Set task:
From the listing below, select every line where the word "centrum" appears.

Given information:
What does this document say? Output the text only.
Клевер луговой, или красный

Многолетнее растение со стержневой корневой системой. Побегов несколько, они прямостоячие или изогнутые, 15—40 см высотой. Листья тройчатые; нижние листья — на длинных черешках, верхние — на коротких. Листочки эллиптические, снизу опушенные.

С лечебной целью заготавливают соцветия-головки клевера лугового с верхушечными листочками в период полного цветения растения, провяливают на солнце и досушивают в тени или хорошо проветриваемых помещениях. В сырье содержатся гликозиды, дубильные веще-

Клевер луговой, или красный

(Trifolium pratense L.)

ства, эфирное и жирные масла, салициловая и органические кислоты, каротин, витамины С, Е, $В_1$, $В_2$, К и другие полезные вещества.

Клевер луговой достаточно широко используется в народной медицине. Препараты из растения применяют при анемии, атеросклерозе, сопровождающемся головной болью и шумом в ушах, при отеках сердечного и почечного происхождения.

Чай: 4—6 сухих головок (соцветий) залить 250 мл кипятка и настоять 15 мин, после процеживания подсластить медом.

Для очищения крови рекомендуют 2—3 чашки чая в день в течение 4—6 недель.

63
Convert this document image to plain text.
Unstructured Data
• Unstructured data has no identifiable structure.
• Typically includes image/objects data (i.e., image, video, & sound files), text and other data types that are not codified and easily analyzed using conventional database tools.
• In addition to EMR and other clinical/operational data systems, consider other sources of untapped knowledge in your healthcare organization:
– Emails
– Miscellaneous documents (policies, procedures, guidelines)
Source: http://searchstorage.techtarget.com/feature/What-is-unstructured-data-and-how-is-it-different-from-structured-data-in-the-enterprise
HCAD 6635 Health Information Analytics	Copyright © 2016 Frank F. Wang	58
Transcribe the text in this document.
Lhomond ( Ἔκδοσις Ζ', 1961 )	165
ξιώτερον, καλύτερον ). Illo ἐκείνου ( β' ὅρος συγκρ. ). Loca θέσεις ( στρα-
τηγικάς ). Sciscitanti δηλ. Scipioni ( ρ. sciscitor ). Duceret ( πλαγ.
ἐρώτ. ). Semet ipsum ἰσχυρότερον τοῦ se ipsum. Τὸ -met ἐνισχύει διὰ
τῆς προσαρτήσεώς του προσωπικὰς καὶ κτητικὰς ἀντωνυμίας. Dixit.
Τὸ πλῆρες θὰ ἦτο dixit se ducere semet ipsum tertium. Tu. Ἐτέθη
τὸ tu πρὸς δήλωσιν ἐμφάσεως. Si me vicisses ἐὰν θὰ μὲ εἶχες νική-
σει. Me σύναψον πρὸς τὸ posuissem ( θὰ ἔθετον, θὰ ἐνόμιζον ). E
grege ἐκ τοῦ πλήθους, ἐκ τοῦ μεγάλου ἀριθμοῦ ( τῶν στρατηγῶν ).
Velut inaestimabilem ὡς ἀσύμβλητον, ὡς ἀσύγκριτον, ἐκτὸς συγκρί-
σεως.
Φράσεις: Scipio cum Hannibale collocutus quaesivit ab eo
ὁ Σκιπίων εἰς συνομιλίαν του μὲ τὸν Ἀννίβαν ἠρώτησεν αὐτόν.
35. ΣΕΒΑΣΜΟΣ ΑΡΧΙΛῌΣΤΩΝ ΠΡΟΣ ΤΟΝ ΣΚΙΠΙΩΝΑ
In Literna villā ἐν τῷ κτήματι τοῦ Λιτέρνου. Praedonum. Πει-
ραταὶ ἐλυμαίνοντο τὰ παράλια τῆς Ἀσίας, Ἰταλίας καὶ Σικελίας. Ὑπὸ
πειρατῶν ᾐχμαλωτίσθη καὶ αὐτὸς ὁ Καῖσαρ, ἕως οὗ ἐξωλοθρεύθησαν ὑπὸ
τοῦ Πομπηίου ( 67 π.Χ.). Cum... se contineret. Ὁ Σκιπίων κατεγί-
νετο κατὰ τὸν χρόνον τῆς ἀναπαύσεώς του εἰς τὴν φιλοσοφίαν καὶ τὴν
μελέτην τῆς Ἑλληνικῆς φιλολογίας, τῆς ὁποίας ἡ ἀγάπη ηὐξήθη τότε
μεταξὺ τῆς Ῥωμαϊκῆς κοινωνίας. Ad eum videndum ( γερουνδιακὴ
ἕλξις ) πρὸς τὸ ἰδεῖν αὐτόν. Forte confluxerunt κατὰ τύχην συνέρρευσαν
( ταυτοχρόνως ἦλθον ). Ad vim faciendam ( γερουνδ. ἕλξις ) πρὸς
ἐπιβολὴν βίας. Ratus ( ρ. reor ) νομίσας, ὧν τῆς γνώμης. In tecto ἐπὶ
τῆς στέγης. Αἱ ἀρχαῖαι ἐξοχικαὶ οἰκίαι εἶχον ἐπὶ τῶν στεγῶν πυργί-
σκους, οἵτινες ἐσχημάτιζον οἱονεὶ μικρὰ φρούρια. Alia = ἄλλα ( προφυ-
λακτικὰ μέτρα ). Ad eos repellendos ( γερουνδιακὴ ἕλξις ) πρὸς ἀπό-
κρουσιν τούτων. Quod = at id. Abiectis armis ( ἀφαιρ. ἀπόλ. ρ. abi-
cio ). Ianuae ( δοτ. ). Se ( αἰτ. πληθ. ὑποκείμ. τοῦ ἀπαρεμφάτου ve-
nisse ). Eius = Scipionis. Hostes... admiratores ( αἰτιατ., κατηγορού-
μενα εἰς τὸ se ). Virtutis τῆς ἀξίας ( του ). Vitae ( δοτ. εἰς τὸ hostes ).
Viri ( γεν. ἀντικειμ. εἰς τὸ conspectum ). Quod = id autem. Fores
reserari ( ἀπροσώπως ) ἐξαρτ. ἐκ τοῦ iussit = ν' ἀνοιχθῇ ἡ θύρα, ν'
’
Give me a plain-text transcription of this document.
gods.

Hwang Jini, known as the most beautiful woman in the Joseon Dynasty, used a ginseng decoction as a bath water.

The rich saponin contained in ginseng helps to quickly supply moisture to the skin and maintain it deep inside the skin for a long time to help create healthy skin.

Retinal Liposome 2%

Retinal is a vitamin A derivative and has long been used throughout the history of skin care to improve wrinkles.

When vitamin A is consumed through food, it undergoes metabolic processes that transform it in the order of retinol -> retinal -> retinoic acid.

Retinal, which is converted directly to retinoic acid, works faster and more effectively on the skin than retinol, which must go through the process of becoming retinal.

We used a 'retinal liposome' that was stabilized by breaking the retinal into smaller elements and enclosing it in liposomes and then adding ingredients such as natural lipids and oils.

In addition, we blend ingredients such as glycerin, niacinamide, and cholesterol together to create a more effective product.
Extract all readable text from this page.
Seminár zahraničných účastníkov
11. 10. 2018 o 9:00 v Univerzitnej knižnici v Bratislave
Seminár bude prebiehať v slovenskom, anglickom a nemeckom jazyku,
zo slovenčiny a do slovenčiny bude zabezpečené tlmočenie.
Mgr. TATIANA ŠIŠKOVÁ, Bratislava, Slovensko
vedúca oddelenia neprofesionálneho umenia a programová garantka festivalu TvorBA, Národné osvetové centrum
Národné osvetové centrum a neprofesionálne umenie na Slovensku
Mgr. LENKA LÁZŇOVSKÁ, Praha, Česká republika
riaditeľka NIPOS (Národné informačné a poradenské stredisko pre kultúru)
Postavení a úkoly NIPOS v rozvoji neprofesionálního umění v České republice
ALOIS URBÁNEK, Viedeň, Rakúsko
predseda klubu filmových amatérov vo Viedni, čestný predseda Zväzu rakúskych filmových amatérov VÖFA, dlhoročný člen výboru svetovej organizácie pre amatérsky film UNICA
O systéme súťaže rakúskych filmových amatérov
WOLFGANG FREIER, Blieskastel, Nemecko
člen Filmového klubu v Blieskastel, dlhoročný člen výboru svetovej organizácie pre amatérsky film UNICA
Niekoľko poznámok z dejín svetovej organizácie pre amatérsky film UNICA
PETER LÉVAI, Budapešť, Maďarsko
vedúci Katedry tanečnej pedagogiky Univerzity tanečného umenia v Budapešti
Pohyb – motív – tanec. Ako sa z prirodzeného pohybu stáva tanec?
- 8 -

Response below:
vedúca oddelenia neprofesionálneho umenia a programová garantka festivalu TvorBA, Národné osvetové centrum
Národné osvetové centrum a neprofesionálne umenie na Slovensku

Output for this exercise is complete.